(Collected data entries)
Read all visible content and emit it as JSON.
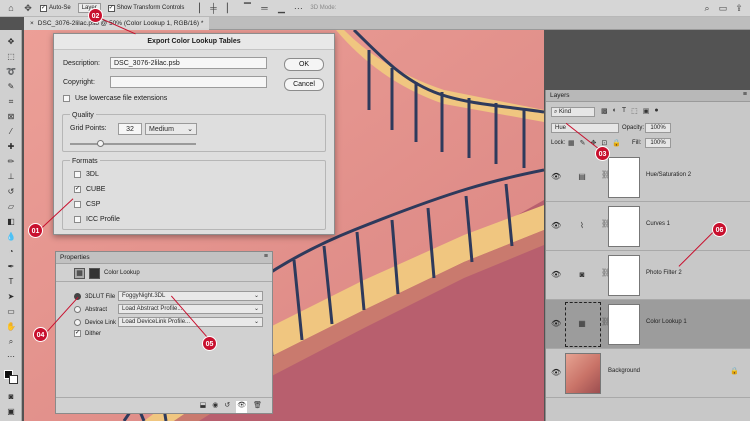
{
  "option_bar": {
    "auto_select_label": "Auto-Se",
    "layer_select": "Layer",
    "show_transform_label": "Show Transform Controls",
    "mode_3d": "3D Mode:"
  },
  "document_tab": {
    "title": "DSC_3076-2lilac.psb @ 50% (Color Lookup 1, RGB/16) *"
  },
  "export_dialog": {
    "title": "Export Color Lookup Tables",
    "description_label": "Description:",
    "description_value": "DSC_3076-2lilac.psb",
    "copyright_label": "Copyright:",
    "copyright_value": "",
    "lowercase_label": "Use lowercase file extensions",
    "quality_heading": "Quality",
    "grid_points_label": "Grid Points:",
    "grid_points_value": "32",
    "quality_select": "Medium",
    "formats_heading": "Formats",
    "formats": [
      {
        "label": "3DL",
        "checked": false
      },
      {
        "label": "CUBE",
        "checked": true
      },
      {
        "label": "CSP",
        "checked": false
      },
      {
        "label": "ICC Profile",
        "checked": false
      }
    ],
    "ok_label": "OK",
    "cancel_label": "Cancel"
  },
  "properties_panel": {
    "title": "Properties",
    "subtitle": "Color Lookup",
    "rows": [
      {
        "label": "3DLUT File",
        "value": "FoggyNight.3DL",
        "selected": true
      },
      {
        "label": "Abstract",
        "value": "Load Abstract Profile...",
        "selected": false
      },
      {
        "label": "Device Link",
        "value": "Load DeviceLink Profile...",
        "selected": false
      }
    ],
    "dither_label": "Dither"
  },
  "layers_panel": {
    "title": "Layers",
    "filter_kind": "Kind",
    "blend_mode": "Hue",
    "opacity_label": "Opacity:",
    "opacity_value": "100%",
    "lock_label": "Lock:",
    "fill_label": "Fill:",
    "fill_value": "100%",
    "layers": [
      {
        "name": "Hue/Saturation 2",
        "icon": "hue-saturation-icon"
      },
      {
        "name": "Curves 1",
        "icon": "curves-icon"
      },
      {
        "name": "Photo Filter 2",
        "icon": "photo-filter-icon"
      },
      {
        "name": "Color Lookup 1",
        "icon": "color-lookup-icon",
        "selected": true
      },
      {
        "name": "Background",
        "icon": "image-thumbnail",
        "locked": true
      }
    ]
  },
  "callouts": [
    "01",
    "02",
    "03",
    "04",
    "05",
    "06"
  ],
  "colors": {
    "callout": "#c8102e",
    "canvas_pink": "#df8c88",
    "stair_blue": "#2e3a5c",
    "step_yellow": "#f0c680"
  }
}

▸ **WHAT TO PRODUCE**
Which lines in the records above contain the string "name"? Copy each one.

▸ **WRITTEN SOLUTION**
        "name": "Hue/Saturation 2",
        "name": "Curves 1",
        "name": "Photo Filter 2",
        "name": "Color Lookup 1",
        "name": "Background",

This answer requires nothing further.